SET TASK:
Write out each record again exactly as it stands.

• • • • •

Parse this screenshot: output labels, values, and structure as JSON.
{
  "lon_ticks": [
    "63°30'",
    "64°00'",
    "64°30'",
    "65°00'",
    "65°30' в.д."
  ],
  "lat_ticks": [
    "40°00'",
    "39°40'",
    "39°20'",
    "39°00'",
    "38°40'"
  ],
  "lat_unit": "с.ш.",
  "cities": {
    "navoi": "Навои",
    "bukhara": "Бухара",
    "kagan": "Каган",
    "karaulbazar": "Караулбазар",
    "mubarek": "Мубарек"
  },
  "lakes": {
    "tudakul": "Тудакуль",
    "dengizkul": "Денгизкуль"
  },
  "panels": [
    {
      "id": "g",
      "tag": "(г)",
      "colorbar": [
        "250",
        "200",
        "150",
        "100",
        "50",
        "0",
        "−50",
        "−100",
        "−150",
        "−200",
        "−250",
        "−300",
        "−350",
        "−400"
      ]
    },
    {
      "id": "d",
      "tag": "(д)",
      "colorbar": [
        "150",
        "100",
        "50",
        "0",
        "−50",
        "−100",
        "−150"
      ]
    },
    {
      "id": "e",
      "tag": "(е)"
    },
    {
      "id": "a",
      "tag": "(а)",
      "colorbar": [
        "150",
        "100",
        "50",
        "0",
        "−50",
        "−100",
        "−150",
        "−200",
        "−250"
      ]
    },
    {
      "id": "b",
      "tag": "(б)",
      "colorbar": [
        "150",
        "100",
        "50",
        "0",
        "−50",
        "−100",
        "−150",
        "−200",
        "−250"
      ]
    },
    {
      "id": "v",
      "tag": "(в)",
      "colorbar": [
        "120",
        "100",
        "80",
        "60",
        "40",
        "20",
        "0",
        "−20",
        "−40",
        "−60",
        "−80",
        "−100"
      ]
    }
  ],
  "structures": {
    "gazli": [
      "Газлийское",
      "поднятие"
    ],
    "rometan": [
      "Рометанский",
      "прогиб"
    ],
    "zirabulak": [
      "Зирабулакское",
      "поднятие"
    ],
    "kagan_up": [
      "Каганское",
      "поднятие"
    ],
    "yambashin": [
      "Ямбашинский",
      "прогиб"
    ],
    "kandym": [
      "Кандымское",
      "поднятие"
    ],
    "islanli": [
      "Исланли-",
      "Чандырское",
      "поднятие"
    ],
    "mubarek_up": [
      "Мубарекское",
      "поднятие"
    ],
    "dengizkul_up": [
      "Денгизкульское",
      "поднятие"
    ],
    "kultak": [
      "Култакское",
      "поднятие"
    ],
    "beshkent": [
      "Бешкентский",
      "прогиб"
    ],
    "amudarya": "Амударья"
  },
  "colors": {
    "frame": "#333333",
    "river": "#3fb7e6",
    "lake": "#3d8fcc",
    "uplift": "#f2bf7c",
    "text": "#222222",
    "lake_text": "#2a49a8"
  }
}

• • • • •

SOLUTION TO THIS PROBLEM:
Parse this screenshot: output labels, values, and structure as JSON.
{
  "lon_ticks": [
    "63°30'",
    "64°00'",
    "64°30'",
    "65°00'",
    "65°30' в.д."
  ],
  "lat_ticks": [
    "40°00'",
    "39°40'",
    "39°20'",
    "39°00'",
    "38°40'"
  ],
  "lat_unit": "с.ш.",
  "cities": {
    "navoi": "Навои",
    "bukhara": "Бухара",
    "kagan": "Каган",
    "karaulbazar": "Караулбазар",
    "mubarek": "Мубарек"
  },
  "lakes": {
    "tudakul": "Тудакуль",
    "dengizkul": "Денгизкуль"
  },
  "panels": [
    {
      "id": "g",
      "tag": "(г)",
      "colorbar": [
        "250",
        "200",
        "150",
        "100",
        "50",
        "0",
        "−50",
        "−100",
        "−150",
        "−200",
        "−250",
        "−300",
        "−350",
        "−400"
      ]
    },
    {
      "id": "d",
      "tag": "(д)",
      "colorbar": [
        "150",
        "100",
        "50",
        "0",
        "−50",
        "−100",
        "−150"
      ]
    },
    {
      "id": "e",
      "tag": "(е)"
    },
    {
      "id": "a",
      "tag": "(а)",
      "colorbar": [
        "150",
        "100",
        "50",
        "0",
        "−50",
        "−100",
        "−150",
        "−200",
        "−250"
      ]
    },
    {
      "id": "b",
      "tag": "(б)",
      "colorbar": [
        "150",
        "100",
        "50",
        "0",
        "−50",
        "−100",
        "−150",
        "−200",
        "−250"
      ]
    },
    {
      "id": "v",
      "tag": "(в)",
      "colorbar": [
        "120",
        "100",
        "80",
        "60",
        "40",
        "20",
        "0",
        "−20",
        "−40",
        "−60",
        "−80",
        "−100"
      ]
    }
  ],
  "structures": {
    "gazli": [
      "Газлийское",
      "поднятие"
    ],
    "rometan": [
      "Рометанский",
      "прогиб"
    ],
    "zirabulak": [
      "Зирабулакское",
      "поднятие"
    ],
    "kagan_up": [
      "Каганское",
      "поднятие"
    ],
    "yambashin": [
      "Ямбашинский",
      "прогиб"
    ],
    "kandym": [
      "Кандымское",
      "поднятие"
    ],
    "islanli": [
      "Исланли-",
      "Чандырское",
      "поднятие"
    ],
    "mubarek_up": [
      "Мубарекское",
      "поднятие"
    ],
    "dengizkul_up": [
      "Денгизкульское",
      "поднятие"
    ],
    "kultak": [
      "Култакское",
      "поднятие"
    ],
    "beshkent": [
      "Бешкентский",
      "прогиб"
    ],
    "amudarya": "Амударья"
  },
  "colors": {
    "frame": "#333333",
    "river": "#3fb7e6",
    "lake": "#3d8fcc",
    "uplift": "#f2bf7c",
    "text": "#222222",
    "lake_text": "#2a49a8"
  }
}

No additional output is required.